AIM:
From the entries below, extract every line that includes the word "poder".

• • • •

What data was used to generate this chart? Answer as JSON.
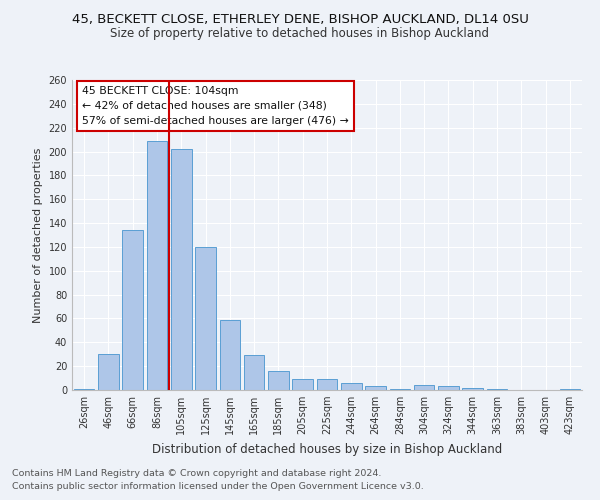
{
  "title_line1": "45, BECKETT CLOSE, ETHERLEY DENE, BISHOP AUCKLAND, DL14 0SU",
  "title_line2": "Size of property relative to detached houses in Bishop Auckland",
  "xlabel": "Distribution of detached houses by size in Bishop Auckland",
  "ylabel": "Number of detached properties",
  "categories": [
    "26sqm",
    "46sqm",
    "66sqm",
    "86sqm",
    "105sqm",
    "125sqm",
    "145sqm",
    "165sqm",
    "185sqm",
    "205sqm",
    "225sqm",
    "244sqm",
    "264sqm",
    "284sqm",
    "304sqm",
    "324sqm",
    "344sqm",
    "363sqm",
    "383sqm",
    "403sqm",
    "423sqm"
  ],
  "values": [
    1,
    30,
    134,
    209,
    202,
    120,
    59,
    29,
    16,
    9,
    9,
    6,
    3,
    1,
    4,
    3,
    2,
    1,
    0,
    0,
    1
  ],
  "bar_color": "#aec6e8",
  "bar_edge_color": "#5a9fd4",
  "vline_color": "#cc0000",
  "annotation_box_text": "45 BECKETT CLOSE: 104sqm\n← 42% of detached houses are smaller (348)\n57% of semi-detached houses are larger (476) →",
  "annotation_box_color": "#cc0000",
  "annotation_box_bg": "#ffffff",
  "ylim": [
    0,
    260
  ],
  "yticks": [
    0,
    20,
    40,
    60,
    80,
    100,
    120,
    140,
    160,
    180,
    200,
    220,
    240,
    260
  ],
  "footer_line1": "Contains HM Land Registry data © Crown copyright and database right 2024.",
  "footer_line2": "Contains public sector information licensed under the Open Government Licence v3.0.",
  "bg_color": "#eef2f8",
  "grid_color": "#ffffff",
  "title1_fontsize": 9.5,
  "title2_fontsize": 8.5,
  "annotation_fontsize": 7.8,
  "footer_fontsize": 6.8,
  "ylabel_fontsize": 8,
  "xlabel_fontsize": 8.5,
  "tick_fontsize": 7
}
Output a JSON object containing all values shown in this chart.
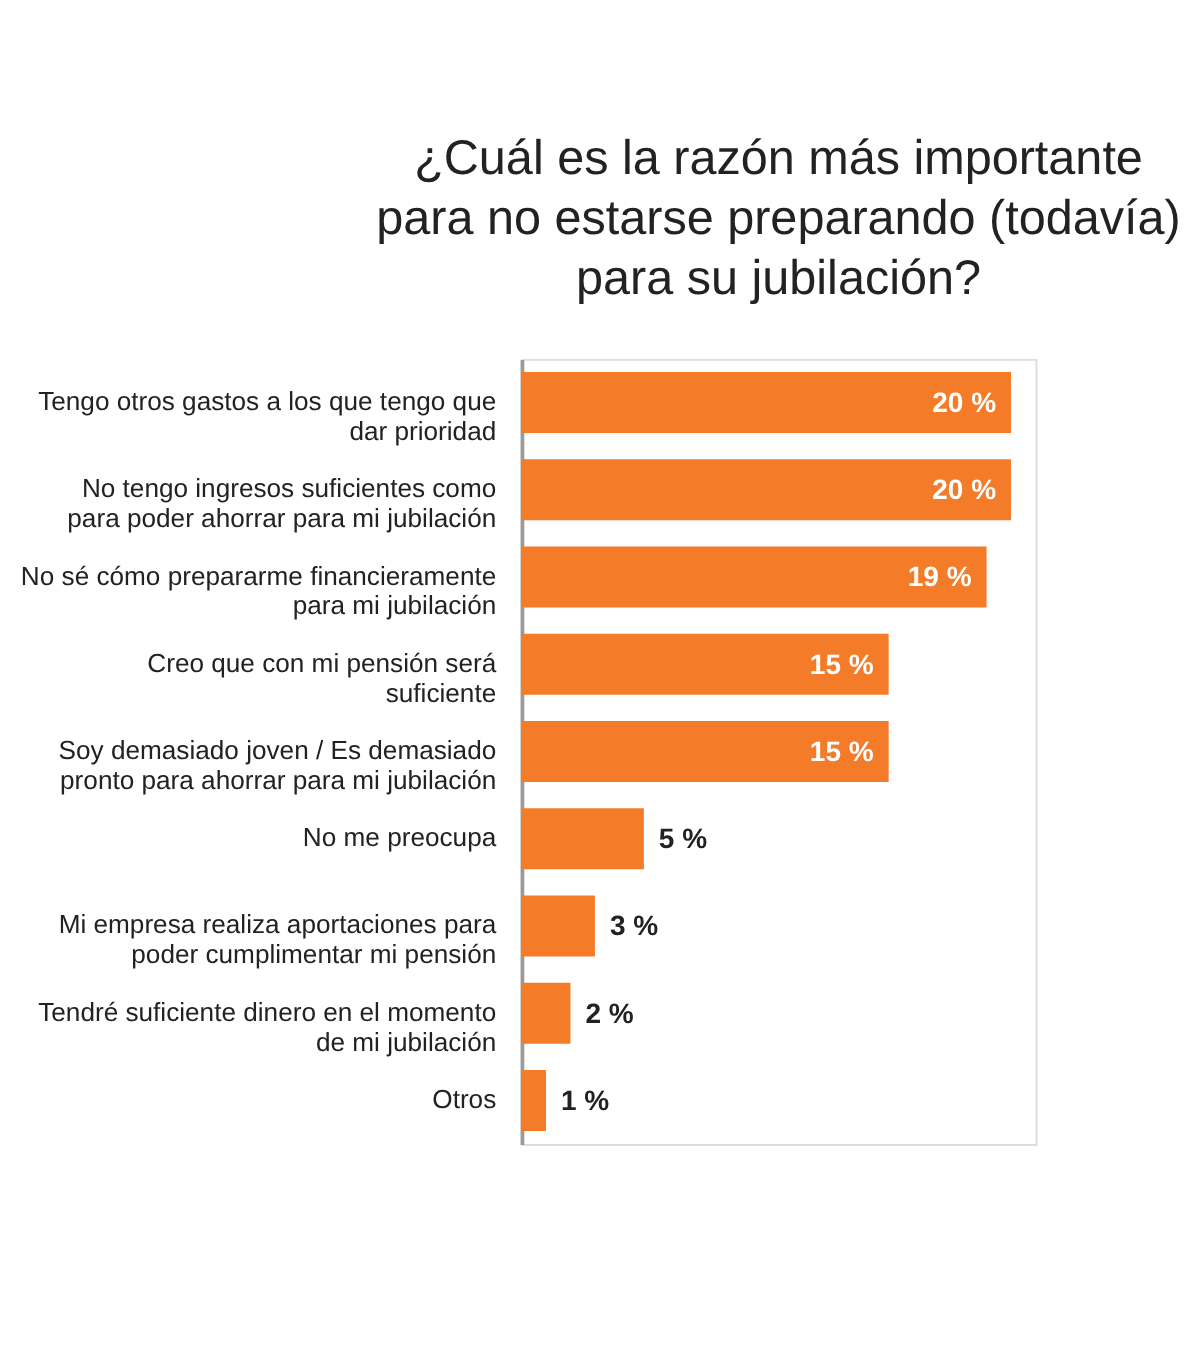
{
  "chart_data": {
    "type": "bar",
    "orientation": "horizontal",
    "title": "¿Cuál es la razón más importante para no estarse preparando (todavía) para su jubilación?",
    "categories": [
      "Tengo otros gastos a los que tengo que dar prioridad",
      "No tengo ingresos suficientes como para poder ahorrar para mi jubilación",
      "No sé cómo prepararme financieramente para mi jubilación",
      "Creo que con mi pensión será suficiente",
      "Soy demasiado joven / Es demasiado pronto para ahorrar para mi jubilación",
      "No me preocupa",
      "Mi empresa realiza aportaciones para poder cumplimentar mi pensión",
      "Tendré suficiente dinero en el momento de mi jubilación",
      "Otros"
    ],
    "values": [
      20,
      20,
      19,
      15,
      15,
      5,
      3,
      2,
      1
    ],
    "value_labels": [
      "20 %",
      "20 %",
      "19 %",
      "15 %",
      "15 %",
      "5 %",
      "3 %",
      "2 %",
      "1 %"
    ],
    "color": "#f47b27",
    "grid": false
  }
}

• • • •

OUTPUT BELOW:
      "No tengo ingresos suficientes como para poder ahorrar para mi jubilación",
      "Mi empresa realiza aportaciones para poder cumplimentar mi pensión",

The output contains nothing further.